Go through the material below and copy each line where the word "Crypto" appears.

-- START The data --

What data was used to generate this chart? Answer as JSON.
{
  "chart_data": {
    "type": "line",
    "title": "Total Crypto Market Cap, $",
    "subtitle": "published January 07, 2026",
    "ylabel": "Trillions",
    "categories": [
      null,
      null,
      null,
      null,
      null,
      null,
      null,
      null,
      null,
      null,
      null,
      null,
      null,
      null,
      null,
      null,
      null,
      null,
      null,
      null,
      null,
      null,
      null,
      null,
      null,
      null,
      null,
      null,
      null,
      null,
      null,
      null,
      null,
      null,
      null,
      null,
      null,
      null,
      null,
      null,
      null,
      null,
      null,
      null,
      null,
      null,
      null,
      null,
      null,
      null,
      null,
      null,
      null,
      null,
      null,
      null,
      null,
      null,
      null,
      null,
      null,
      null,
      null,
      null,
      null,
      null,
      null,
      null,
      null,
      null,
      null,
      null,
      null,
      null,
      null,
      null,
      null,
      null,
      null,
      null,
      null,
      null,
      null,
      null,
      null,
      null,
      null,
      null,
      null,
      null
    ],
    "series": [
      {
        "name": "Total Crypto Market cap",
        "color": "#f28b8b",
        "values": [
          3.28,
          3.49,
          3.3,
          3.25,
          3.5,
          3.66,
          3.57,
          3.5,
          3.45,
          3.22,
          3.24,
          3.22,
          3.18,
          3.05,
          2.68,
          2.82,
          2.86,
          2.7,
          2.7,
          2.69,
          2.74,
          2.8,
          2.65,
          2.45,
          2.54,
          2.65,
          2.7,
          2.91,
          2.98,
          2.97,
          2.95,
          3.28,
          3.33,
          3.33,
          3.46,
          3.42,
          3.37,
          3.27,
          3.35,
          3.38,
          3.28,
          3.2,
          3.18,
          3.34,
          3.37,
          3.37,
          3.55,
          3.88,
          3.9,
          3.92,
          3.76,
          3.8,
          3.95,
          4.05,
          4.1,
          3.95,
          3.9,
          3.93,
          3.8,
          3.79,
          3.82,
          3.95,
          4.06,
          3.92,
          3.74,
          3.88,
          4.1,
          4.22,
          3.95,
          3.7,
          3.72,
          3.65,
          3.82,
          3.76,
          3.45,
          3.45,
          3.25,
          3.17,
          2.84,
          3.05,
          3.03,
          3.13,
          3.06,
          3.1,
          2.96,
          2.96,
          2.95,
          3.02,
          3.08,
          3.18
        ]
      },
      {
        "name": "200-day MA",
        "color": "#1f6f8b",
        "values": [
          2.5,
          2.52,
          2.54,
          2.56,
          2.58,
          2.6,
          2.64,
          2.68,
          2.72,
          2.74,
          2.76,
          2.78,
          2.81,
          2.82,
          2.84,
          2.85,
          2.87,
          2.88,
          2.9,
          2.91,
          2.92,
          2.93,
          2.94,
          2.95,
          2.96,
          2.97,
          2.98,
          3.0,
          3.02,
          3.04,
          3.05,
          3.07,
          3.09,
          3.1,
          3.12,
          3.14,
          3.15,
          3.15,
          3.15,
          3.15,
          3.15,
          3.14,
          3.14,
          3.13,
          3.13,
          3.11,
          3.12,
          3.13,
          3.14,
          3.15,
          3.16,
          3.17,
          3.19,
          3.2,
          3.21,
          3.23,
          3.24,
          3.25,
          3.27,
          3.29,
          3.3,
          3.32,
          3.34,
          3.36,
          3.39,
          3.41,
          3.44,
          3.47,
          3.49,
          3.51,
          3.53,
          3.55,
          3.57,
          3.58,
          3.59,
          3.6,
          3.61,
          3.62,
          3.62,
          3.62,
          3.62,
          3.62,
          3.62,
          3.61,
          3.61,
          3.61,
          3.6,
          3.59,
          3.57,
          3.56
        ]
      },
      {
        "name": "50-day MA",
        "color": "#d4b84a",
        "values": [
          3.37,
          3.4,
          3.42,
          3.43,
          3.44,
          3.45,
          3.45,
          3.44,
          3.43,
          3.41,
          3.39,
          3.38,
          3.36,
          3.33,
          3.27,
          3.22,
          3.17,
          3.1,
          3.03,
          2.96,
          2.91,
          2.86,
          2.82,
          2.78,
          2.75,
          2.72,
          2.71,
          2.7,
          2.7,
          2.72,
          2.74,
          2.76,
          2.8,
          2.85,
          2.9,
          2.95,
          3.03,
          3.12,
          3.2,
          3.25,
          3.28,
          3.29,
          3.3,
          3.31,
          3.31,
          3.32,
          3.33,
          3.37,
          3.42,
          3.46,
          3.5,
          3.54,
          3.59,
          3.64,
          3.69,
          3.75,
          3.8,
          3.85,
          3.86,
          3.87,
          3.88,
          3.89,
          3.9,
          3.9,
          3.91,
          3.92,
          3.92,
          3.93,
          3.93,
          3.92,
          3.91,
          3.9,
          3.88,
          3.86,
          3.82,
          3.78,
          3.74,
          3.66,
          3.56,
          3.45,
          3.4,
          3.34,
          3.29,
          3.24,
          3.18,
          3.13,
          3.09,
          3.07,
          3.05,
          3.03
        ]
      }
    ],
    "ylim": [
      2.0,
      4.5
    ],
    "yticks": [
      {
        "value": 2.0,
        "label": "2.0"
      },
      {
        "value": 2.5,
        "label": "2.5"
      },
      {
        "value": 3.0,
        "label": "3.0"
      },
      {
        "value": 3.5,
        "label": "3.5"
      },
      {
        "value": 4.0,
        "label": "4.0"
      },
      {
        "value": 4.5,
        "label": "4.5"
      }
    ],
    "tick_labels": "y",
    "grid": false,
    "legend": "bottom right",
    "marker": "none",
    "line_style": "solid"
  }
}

-- END The data --

• In response:
    "title": "Total Crypto Market Cap, $",
        "name": "Total Crypto Market cap",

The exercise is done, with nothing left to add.